● **INPUT DATA**
################
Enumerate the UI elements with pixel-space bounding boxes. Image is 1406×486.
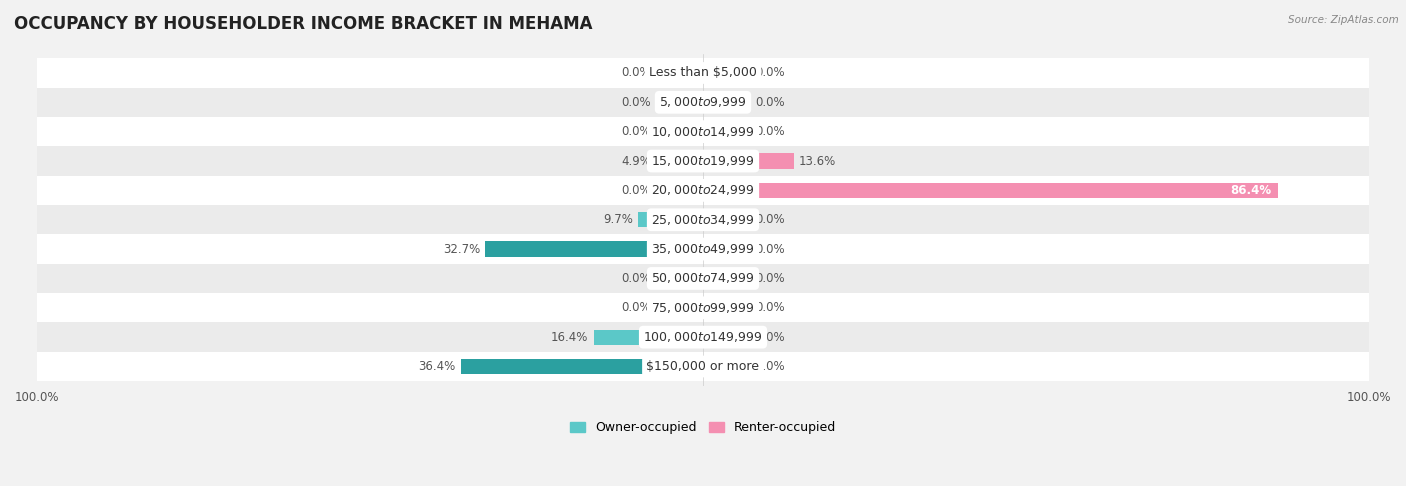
- Text: 0.0%: 0.0%: [755, 96, 785, 109]
- Text: OCCUPANCY BY HOUSEHOLDER INCOME BRACKET IN MEHAMA: OCCUPANCY BY HOUSEHOLDER INCOME BRACKET …: [14, 15, 592, 33]
- Text: 0.0%: 0.0%: [755, 330, 785, 344]
- Text: 13.6%: 13.6%: [799, 155, 837, 168]
- Bar: [657, 65, 703, 81]
- Text: 4.9%: 4.9%: [621, 155, 651, 168]
- Text: 0.0%: 0.0%: [755, 272, 785, 285]
- Bar: [703, 212, 749, 227]
- Bar: [0, 205, 1406, 234]
- Bar: [461, 359, 703, 374]
- Text: $50,000 to $74,999: $50,000 to $74,999: [651, 272, 755, 285]
- Bar: [703, 271, 749, 286]
- Text: 36.4%: 36.4%: [418, 360, 456, 373]
- Bar: [703, 124, 749, 139]
- Bar: [0, 87, 1406, 117]
- Text: Source: ZipAtlas.com: Source: ZipAtlas.com: [1288, 15, 1399, 25]
- Text: $35,000 to $49,999: $35,000 to $49,999: [651, 242, 755, 256]
- Bar: [703, 183, 1278, 198]
- Bar: [703, 300, 749, 315]
- Bar: [0, 293, 1406, 323]
- Text: 32.7%: 32.7%: [443, 243, 479, 256]
- Text: $5,000 to $9,999: $5,000 to $9,999: [659, 95, 747, 109]
- Text: 0.0%: 0.0%: [621, 272, 651, 285]
- Text: $150,000 or more: $150,000 or more: [647, 360, 759, 373]
- Bar: [0, 58, 1406, 87]
- Legend: Owner-occupied, Renter-occupied: Owner-occupied, Renter-occupied: [565, 416, 841, 439]
- Bar: [0, 146, 1406, 176]
- Text: $25,000 to $34,999: $25,000 to $34,999: [651, 213, 755, 227]
- Text: 0.0%: 0.0%: [755, 67, 785, 79]
- Text: $10,000 to $14,999: $10,000 to $14,999: [651, 125, 755, 139]
- Text: 0.0%: 0.0%: [755, 213, 785, 226]
- Bar: [0, 352, 1406, 381]
- Bar: [657, 271, 703, 286]
- Bar: [703, 154, 793, 169]
- Text: 0.0%: 0.0%: [755, 243, 785, 256]
- Bar: [657, 300, 703, 315]
- Bar: [0, 264, 1406, 293]
- Text: $20,000 to $24,999: $20,000 to $24,999: [651, 183, 755, 197]
- Text: 0.0%: 0.0%: [755, 301, 785, 314]
- Bar: [0, 117, 1406, 146]
- Bar: [657, 154, 703, 169]
- Bar: [703, 359, 749, 374]
- Text: 9.7%: 9.7%: [603, 213, 633, 226]
- Text: 16.4%: 16.4%: [551, 330, 589, 344]
- Bar: [0, 176, 1406, 205]
- Bar: [703, 242, 749, 257]
- Bar: [485, 242, 703, 257]
- Text: 0.0%: 0.0%: [621, 67, 651, 79]
- Text: 86.4%: 86.4%: [1230, 184, 1271, 197]
- Bar: [0, 234, 1406, 264]
- Text: 0.0%: 0.0%: [755, 360, 785, 373]
- Text: 0.0%: 0.0%: [755, 125, 785, 138]
- Text: 0.0%: 0.0%: [621, 184, 651, 197]
- Bar: [657, 95, 703, 110]
- Text: 0.0%: 0.0%: [621, 301, 651, 314]
- Text: 0.0%: 0.0%: [621, 96, 651, 109]
- Bar: [703, 330, 749, 345]
- Bar: [593, 330, 703, 345]
- Text: $100,000 to $149,999: $100,000 to $149,999: [644, 330, 762, 344]
- Bar: [657, 183, 703, 198]
- Bar: [657, 124, 703, 139]
- Text: $15,000 to $19,999: $15,000 to $19,999: [651, 154, 755, 168]
- Bar: [703, 95, 749, 110]
- Bar: [703, 65, 749, 81]
- Text: $75,000 to $99,999: $75,000 to $99,999: [651, 301, 755, 315]
- Text: 0.0%: 0.0%: [621, 125, 651, 138]
- Text: Less than $5,000: Less than $5,000: [650, 67, 756, 79]
- Bar: [0, 323, 1406, 352]
- Bar: [638, 212, 703, 227]
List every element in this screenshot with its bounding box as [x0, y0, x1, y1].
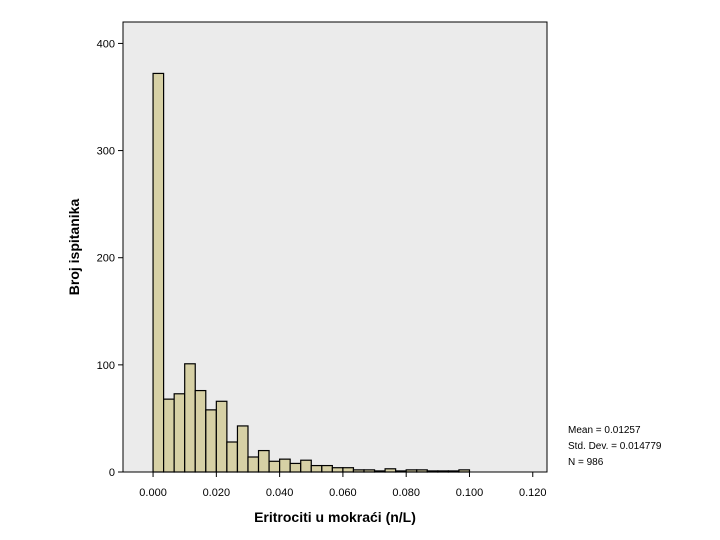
x-tick-label-4: 0.080 [392, 487, 420, 499]
histogram-bar-14 [300, 459, 312, 473]
x-tick-label-2: 0.040 [266, 487, 294, 499]
histogram-bar-6 [215, 400, 228, 473]
y-tick-label-1: 100 [97, 360, 115, 372]
histogram-bar-13 [289, 462, 302, 473]
y-tick-label-0: 0 [109, 467, 115, 479]
x-tick-label-1: 0.020 [203, 487, 231, 499]
histogram-bar-9 [247, 456, 260, 473]
stats-mean: Mean = 0.01257 [568, 425, 641, 436]
histogram-bar-11 [268, 460, 281, 473]
stats-n: N = 986 [568, 457, 604, 468]
histogram-bar-4 [194, 389, 207, 473]
histogram-bar-1 [163, 398, 175, 473]
histogram-bar-3 [184, 363, 196, 473]
x-tick-label-0: 0.000 [139, 487, 167, 499]
histogram-bar-7 [226, 441, 239, 473]
stats-std-dev: Std. Dev. = 0.014779 [568, 441, 662, 452]
histogram-bar-10 [257, 449, 270, 473]
histogram-bar-15 [310, 464, 323, 473]
histogram-bar-16 [321, 464, 333, 473]
histogram-bar-18 [342, 467, 355, 473]
y-tick-label-3: 300 [97, 146, 115, 158]
x-tick-label-3: 0.060 [329, 487, 357, 499]
y-axis-ticks: 0 100 200 300 400 [97, 38, 123, 479]
y-axis-title: Broj ispitanika [66, 199, 82, 296]
histogram-bar-8 [236, 425, 249, 473]
histogram-bar-17 [331, 467, 344, 473]
x-tick-label-5: 0.100 [456, 487, 484, 499]
histogram-bar-2 [173, 393, 186, 473]
x-tick-label-6: 0.120 [519, 487, 547, 499]
histogram-bar-5 [205, 409, 217, 473]
x-axis-title: Eritrociti u mokraći (n/L) [254, 509, 416, 525]
y-tick-label-2: 200 [97, 253, 115, 265]
x-axis-ticks: 0.000 0.020 0.040 0.060 0.080 0.100 0.120 [139, 472, 547, 499]
y-tick-label-4: 400 [97, 38, 115, 50]
histogram-bar-12 [279, 458, 291, 473]
histogram-bar-0 [152, 72, 165, 473]
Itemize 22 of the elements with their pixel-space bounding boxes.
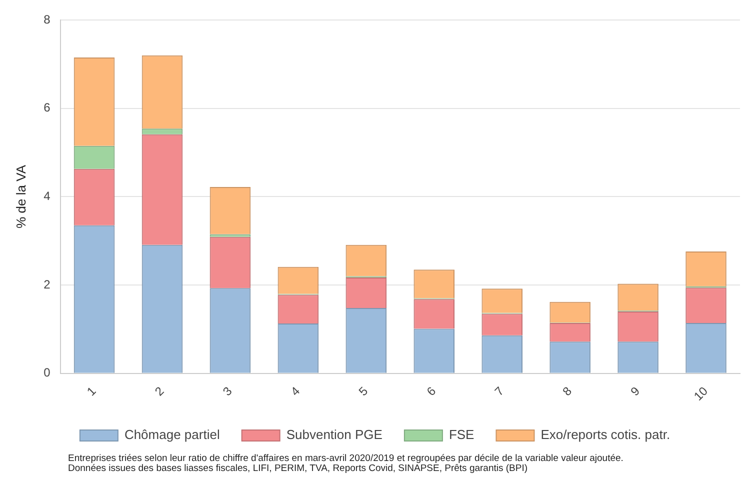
x-tick-label: 5 bbox=[356, 384, 371, 399]
legend-label: Chômage partiel bbox=[124, 427, 220, 442]
y-tick-label: 8 bbox=[44, 12, 51, 26]
x-tick-label: 9 bbox=[628, 384, 643, 399]
legend-label: FSE bbox=[448, 427, 475, 442]
x-tick-label: 1 bbox=[84, 384, 99, 399]
x-tick-label: 6 bbox=[424, 384, 439, 399]
legend-label: Subvention PGE bbox=[286, 427, 383, 442]
y-axis-title: % de la VA bbox=[13, 164, 28, 228]
x-tick-label: 10 bbox=[691, 384, 711, 404]
x-tick-label: 2 bbox=[152, 384, 167, 399]
y-tick-label: 0 bbox=[44, 366, 51, 380]
y-tick-label: 4 bbox=[44, 189, 51, 203]
x-tick-label: 4 bbox=[288, 384, 303, 399]
x-tick-label: 3 bbox=[220, 384, 235, 399]
y-tick-label: 6 bbox=[44, 100, 51, 115]
text: Données issues des bases liasses fiscales, LIFI, PERIM, TVA, Reports Covid, SINAPSE, Prêts garantis (BPI) bbox=[68, 463, 529, 474]
text: Entreprises triées selon leur ratio de chiffre d'affaires en mars-avril 2020/2019 et regroupées par décile de la variable valeur ajoutée. bbox=[68, 453, 624, 464]
y-tick-label: 2 bbox=[44, 277, 51, 292]
x-tick-label: 8 bbox=[560, 384, 575, 399]
x-tick-label: 7 bbox=[492, 384, 507, 399]
legend-label: Exo/reports cotis. patr. bbox=[540, 427, 670, 442]
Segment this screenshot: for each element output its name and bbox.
################
Recast the stretch of lines from the one containing "- Text: 0.0%: 0.0%: [755, 96, 785, 109]" through the one containing "- Text: 0.0%: 0.0%: [755, 125, 785, 138]" as a JSON list of strings, with one string per line and blank lines left out.

[
  "- Text: 0.0%: 0.0%: [755, 96, 785, 109]",
  "- Text: OCCUPANCY BY HOUSEHOLDER INCOME BRACKET IN MEHAMA: OCCUPANCY BY HOUSEHOLDER INCOME BRACKET …: [14, 15, 592, 33]",
  "- Text: 0.0%: 0.0%: [755, 330, 785, 344]",
  "- Text: 13.6%: 13.6%: [799, 155, 837, 168]",
  "- Bar: [657, 65, 703, 81]",
  "- Text: 4.9%: 4.9%: [621, 155, 651, 168]",
  "- Text: 0.0%: 0.0%: [755, 272, 785, 285]",
  "- Bar: [703, 212, 749, 227]",
  "- Bar: [0, 205, 1406, 234]",
  "- Bar: [461, 359, 703, 374]",
  "- Text: $50,000 to $74,999: $50,000 to $74,999: [651, 272, 755, 285]",
  "- Bar: [703, 271, 749, 286]",
  "- Text: 36.4%: 36.4%: [418, 360, 456, 373]",
  "- Bar: [703, 124, 749, 139]",
  "- Bar: [0, 87, 1406, 117]",
  "- Text: Source: ZipAtlas.com: Source: ZipAtlas.com: [1288, 15, 1399, 25]",
  "- Text: $35,000 to $49,999: $35,000 to $49,999: [651, 242, 755, 256]",
  "- Bar: [703, 183, 1278, 198]",
  "- Bar: [703, 300, 749, 315]",
  "- Bar: [0, 293, 1406, 323]",
  "- Text: 32.7%: 32.7%: [443, 243, 479, 256]",
  "- Text: $5,000 to $9,999: $5,000 to $9,999: [659, 95, 747, 109]",
  "- Text: 0.0%: 0.0%: [621, 272, 651, 285]",
  "- Text: $150,000 or more: $150,000 or more: [647, 360, 759, 373]",
  "- Bar: [0, 58, 1406, 87]",
  "- Legend: Owner-occupied, Renter-occupied: Owner-occupied, Renter-occupied: [565, 416, 841, 439]",
  "- Bar: [0, 146, 1406, 176]",
  "- Text: $25,000 to $34,999: $25,000 to $34,999: [651, 213, 755, 227]",
  "- Text: 0.0%: 0.0%: [755, 67, 785, 79]",
  "- Text: $10,000 to $14,999: $10,000 to $14,999: [651, 125, 755, 139]",
  "- Text: 0.0%: 0.0%: [755, 213, 785, 226]",
  "- Bar: [0, 352, 1406, 381]",
  "- Bar: [657, 271, 703, 286]",
  "- Bar: [703, 154, 793, 169]",
  "- Text: 0.0%: 0.0%: [755, 243, 785, 256]",
  "- Bar: [657, 300, 703, 315]",
  "- Bar: [0, 264, 1406, 293]",
  "- Text: $20,000 to $24,999: $20,000 to $24,999: [651, 183, 755, 197]",
  "- Text: 0.0%: 0.0%: [755, 301, 785, 314]",
  "- Bar: [0, 117, 1406, 146]",
  "- Bar: [657, 154, 703, 169]",
  "- Bar: [703, 359, 749, 374]",
  "- Text: 9.7%: 9.7%: [603, 213, 633, 226]",
  "- Text: 16.4%: 16.4%: [551, 330, 589, 344]",
  "- Bar: [0, 176, 1406, 205]",
  "- Bar: [703, 242, 749, 257]",
  "- Bar: [485, 242, 703, 257]",
  "- Text: 0.0%: 0.0%: [621, 67, 651, 79]",
  "- Text: 86.4%: 86.4%: [1230, 184, 1271, 197]",
  "- Bar: [0, 234, 1406, 264]",
  "- Text: 0.0%: 0.0%: [755, 360, 785, 373]",
  "- Text: 0.0%: 0.0%: [755, 125, 785, 138]"
]